**To do**
A verbatim copy of the records is required, with all pictures left out.

§

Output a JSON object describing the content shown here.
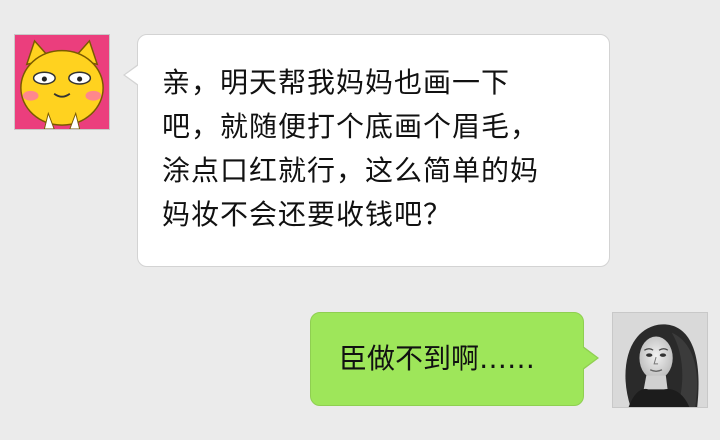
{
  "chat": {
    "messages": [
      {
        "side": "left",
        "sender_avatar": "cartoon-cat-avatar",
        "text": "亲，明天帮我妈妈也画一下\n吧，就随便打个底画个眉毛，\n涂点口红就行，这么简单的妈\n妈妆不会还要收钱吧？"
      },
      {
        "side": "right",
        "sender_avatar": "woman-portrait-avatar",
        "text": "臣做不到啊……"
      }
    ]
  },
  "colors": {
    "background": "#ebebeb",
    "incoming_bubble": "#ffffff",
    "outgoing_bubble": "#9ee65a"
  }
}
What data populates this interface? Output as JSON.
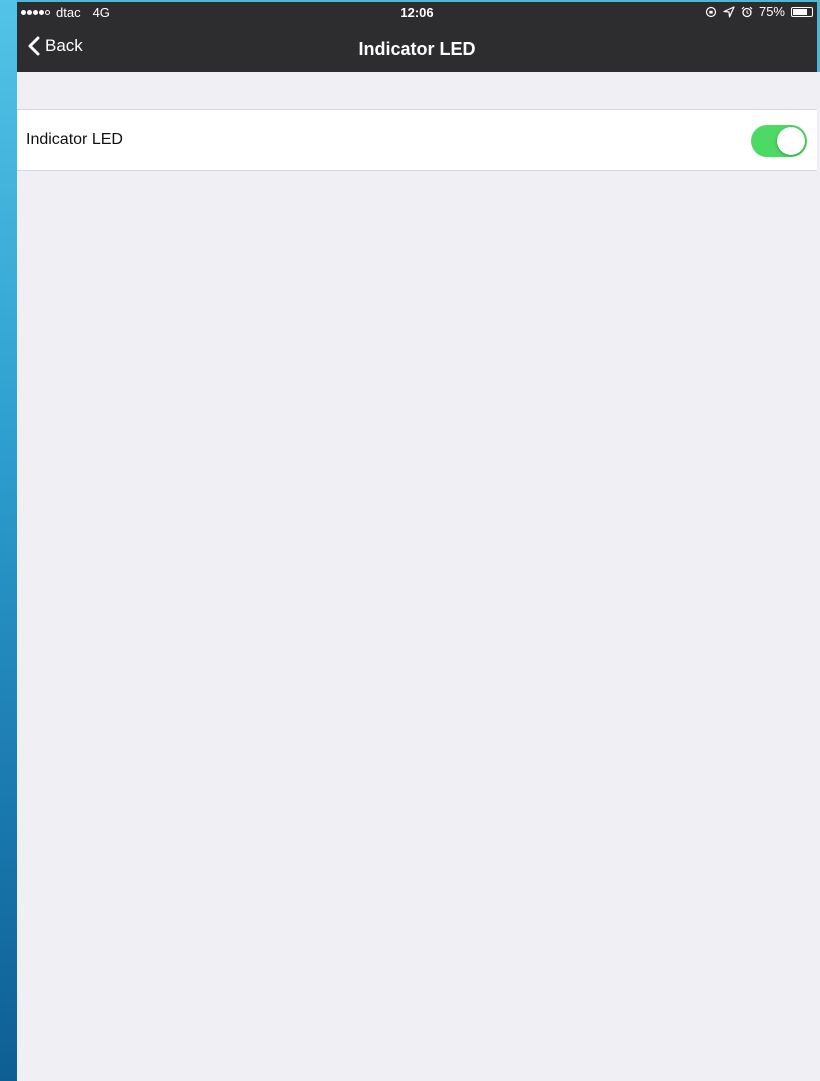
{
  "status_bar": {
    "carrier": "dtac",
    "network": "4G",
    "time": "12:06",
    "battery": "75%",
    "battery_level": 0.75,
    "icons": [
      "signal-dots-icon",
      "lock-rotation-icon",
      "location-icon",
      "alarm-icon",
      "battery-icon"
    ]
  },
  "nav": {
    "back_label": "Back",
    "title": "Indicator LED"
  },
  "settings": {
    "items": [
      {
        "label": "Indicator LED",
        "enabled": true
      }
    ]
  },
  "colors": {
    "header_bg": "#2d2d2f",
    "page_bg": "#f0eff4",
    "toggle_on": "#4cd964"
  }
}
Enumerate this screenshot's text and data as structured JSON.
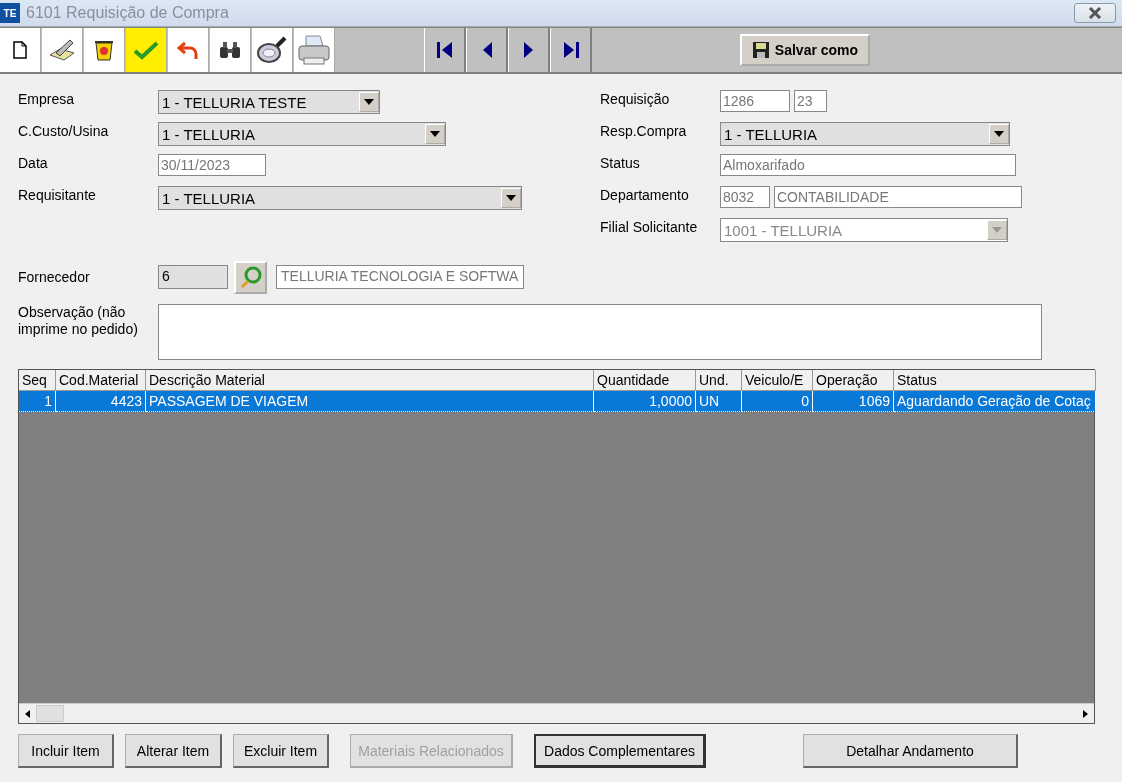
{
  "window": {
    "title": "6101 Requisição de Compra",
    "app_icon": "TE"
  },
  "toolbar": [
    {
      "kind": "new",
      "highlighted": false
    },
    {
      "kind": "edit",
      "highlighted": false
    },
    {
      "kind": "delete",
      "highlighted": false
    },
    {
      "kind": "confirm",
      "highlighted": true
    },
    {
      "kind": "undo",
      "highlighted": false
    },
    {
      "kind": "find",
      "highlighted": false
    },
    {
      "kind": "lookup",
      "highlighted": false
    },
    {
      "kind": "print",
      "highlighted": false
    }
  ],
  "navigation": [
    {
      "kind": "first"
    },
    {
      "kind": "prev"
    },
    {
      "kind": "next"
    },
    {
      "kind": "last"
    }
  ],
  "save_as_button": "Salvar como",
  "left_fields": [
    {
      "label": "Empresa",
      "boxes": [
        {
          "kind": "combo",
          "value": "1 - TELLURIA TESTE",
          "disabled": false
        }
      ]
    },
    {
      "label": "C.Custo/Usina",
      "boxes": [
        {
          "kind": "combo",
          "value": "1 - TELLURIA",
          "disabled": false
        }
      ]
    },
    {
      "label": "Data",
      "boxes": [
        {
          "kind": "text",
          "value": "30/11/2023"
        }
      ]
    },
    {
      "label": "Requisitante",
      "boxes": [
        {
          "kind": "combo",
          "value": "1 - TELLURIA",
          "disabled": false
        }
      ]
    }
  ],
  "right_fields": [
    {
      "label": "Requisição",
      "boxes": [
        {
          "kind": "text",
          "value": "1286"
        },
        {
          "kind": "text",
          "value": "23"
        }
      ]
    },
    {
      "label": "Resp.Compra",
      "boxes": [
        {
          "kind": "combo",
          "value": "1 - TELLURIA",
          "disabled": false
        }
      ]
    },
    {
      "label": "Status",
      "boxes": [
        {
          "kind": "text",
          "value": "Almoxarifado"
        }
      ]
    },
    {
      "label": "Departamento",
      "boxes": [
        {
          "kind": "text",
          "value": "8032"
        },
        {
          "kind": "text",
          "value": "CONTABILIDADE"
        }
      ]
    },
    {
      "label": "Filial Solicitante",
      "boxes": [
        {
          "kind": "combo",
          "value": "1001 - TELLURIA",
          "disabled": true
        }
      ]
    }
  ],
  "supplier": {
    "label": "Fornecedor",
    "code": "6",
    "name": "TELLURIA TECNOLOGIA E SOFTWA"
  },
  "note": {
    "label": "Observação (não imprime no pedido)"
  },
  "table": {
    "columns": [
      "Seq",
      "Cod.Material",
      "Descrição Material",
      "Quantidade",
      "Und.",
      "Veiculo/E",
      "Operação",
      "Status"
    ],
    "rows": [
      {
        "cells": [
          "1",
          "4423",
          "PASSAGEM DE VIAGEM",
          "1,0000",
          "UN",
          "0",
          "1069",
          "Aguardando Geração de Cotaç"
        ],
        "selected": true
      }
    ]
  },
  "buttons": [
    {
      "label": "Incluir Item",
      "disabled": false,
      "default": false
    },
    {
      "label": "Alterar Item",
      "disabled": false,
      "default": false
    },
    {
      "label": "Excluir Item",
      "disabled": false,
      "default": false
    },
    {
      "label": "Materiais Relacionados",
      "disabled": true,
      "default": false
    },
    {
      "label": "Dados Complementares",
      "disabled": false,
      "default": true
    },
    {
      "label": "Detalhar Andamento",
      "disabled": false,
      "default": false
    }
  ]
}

§

**Solved exercise**
Output a JSON object describing the content shown here.
{
  "chat": {
    "messages": [
      {
        "side": "left",
        "sender_avatar": "cartoon-cat-avatar",
        "text": "亲，明天帮我妈妈也画一下\n吧，就随便打个底画个眉毛，\n涂点口红就行，这么简单的妈\n妈妆不会还要收钱吧？"
      },
      {
        "side": "right",
        "sender_avatar": "woman-portrait-avatar",
        "text": "臣做不到啊……"
      }
    ]
  },
  "colors": {
    "background": "#ebebeb",
    "incoming_bubble": "#ffffff",
    "outgoing_bubble": "#9ee65a"
  }
}
What data populates this interface? Output as JSON.
{
  "status_bar": {
    "carrier": "dtac",
    "network": "4G",
    "time": "12:06",
    "battery": "75%",
    "battery_level": 0.75,
    "icons": [
      "signal-dots-icon",
      "lock-rotation-icon",
      "location-icon",
      "alarm-icon",
      "battery-icon"
    ]
  },
  "nav": {
    "back_label": "Back",
    "title": "Indicator LED"
  },
  "settings": {
    "items": [
      {
        "label": "Indicator LED",
        "enabled": true
      }
    ]
  },
  "colors": {
    "header_bg": "#2d2d2f",
    "page_bg": "#f0eff4",
    "toggle_on": "#4cd964"
  }
}
Enumerate this screenshot's text and data as structured JSON.
{
  "window": {
    "title": "6101 Requisição de Compra",
    "app_icon": "TE"
  },
  "toolbar": [
    {
      "kind": "new",
      "highlighted": false
    },
    {
      "kind": "edit",
      "highlighted": false
    },
    {
      "kind": "delete",
      "highlighted": false
    },
    {
      "kind": "confirm",
      "highlighted": true
    },
    {
      "kind": "undo",
      "highlighted": false
    },
    {
      "kind": "find",
      "highlighted": false
    },
    {
      "kind": "lookup",
      "highlighted": false
    },
    {
      "kind": "print",
      "highlighted": false
    }
  ],
  "navigation": [
    {
      "kind": "first"
    },
    {
      "kind": "prev"
    },
    {
      "kind": "next"
    },
    {
      "kind": "last"
    }
  ],
  "save_as_button": "Salvar como",
  "left_fields": [
    {
      "label": "Empresa",
      "boxes": [
        {
          "kind": "combo",
          "value": "1 - TELLURIA TESTE",
          "disabled": false
        }
      ]
    },
    {
      "label": "C.Custo/Usina",
      "boxes": [
        {
          "kind": "combo",
          "value": "1 - TELLURIA",
          "disabled": false
        }
      ]
    },
    {
      "label": "Data",
      "boxes": [
        {
          "kind": "text",
          "value": "30/11/2023"
        }
      ]
    },
    {
      "label": "Requisitante",
      "boxes": [
        {
          "kind": "combo",
          "value": "1 - TELLURIA",
          "disabled": false
        }
      ]
    }
  ],
  "right_fields": [
    {
      "label": "Requisição",
      "boxes": [
        {
          "kind": "text",
          "value": "1286"
        },
        {
          "kind": "text",
          "value": "23"
        }
      ]
    },
    {
      "label": "Resp.Compra",
      "boxes": [
        {
          "kind": "combo",
          "value": "1 - TELLURIA",
          "disabled": false
        }
      ]
    },
    {
      "label": "Status",
      "boxes": [
        {
          "kind": "text",
          "value": "Almoxarifado"
        }
      ]
    },
    {
      "label": "Departamento",
      "boxes": [
        {
          "kind": "text",
          "value": "8032"
        },
        {
          "kind": "text",
          "value": "CONTABILIDADE"
        }
      ]
    },
    {
      "label": "Filial Solicitante",
      "boxes": [
        {
          "kind": "combo",
          "value": "1001 - TELLURIA",
          "disabled": true
        }
      ]
    }
  ],
  "supplier": {
    "label": "Fornecedor",
    "code": "6",
    "name": "TELLURIA TECNOLOGIA E SOFTWA"
  },
  "note": {
    "label": "Observação (não imprime no pedido)"
  },
  "table": {
    "columns": [
      "Seq",
      "Cod.Material",
      "Descrição Material",
      "Quantidade",
      "Und.",
      "Veiculo/E",
      "Operação",
      "Status"
    ],
    "rows": [
      {
        "cells": [
          "1",
          "4423",
          "PASSAGEM DE VIAGEM",
          "1,0000",
          "UN",
          "0",
          "1069",
          "Aguardando Geração de Cotaç"
        ],
        "selected": true
      }
    ]
  },
  "buttons": [
    {
      "label": "Incluir Item",
      "disabled": false,
      "default": false
    },
    {
      "label": "Alterar Item",
      "disabled": false,
      "default": false
    },
    {
      "label": "Excluir Item",
      "disabled": false,
      "default": false
    },
    {
      "label": "Materiais Relacionados",
      "disabled": true,
      "default": false
    },
    {
      "label": "Dados Complementares",
      "disabled": false,
      "default": true
    },
    {
      "label": "Detalhar Andamento",
      "disabled": false,
      "default": false
    }
  ]
}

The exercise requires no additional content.